DIRECTIONS:
Of the lines listed below, how many contain the string "사단법인"? Answer with the number alone.

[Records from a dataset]

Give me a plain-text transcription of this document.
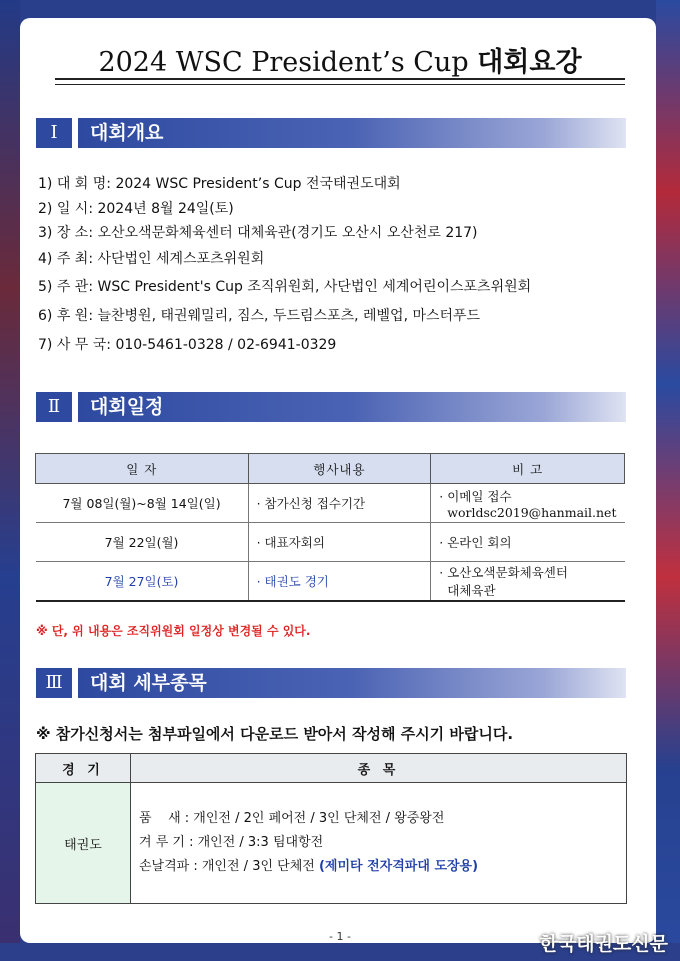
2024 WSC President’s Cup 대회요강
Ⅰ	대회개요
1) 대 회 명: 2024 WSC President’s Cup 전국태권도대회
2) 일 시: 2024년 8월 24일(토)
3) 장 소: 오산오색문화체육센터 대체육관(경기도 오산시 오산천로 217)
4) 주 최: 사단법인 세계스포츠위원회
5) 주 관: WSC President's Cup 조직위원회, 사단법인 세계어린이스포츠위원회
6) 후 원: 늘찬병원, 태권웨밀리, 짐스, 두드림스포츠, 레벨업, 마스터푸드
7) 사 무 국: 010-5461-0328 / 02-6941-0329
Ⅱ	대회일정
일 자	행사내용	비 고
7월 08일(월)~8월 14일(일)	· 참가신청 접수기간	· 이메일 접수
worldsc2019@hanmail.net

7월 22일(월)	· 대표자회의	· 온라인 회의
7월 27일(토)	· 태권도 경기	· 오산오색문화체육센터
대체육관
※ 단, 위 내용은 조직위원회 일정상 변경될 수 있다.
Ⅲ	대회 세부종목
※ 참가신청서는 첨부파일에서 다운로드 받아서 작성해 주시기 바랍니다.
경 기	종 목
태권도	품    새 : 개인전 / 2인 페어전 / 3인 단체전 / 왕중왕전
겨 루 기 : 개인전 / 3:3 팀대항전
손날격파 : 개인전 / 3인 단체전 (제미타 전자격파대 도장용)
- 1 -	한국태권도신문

RESULT OF THIS TASK:
2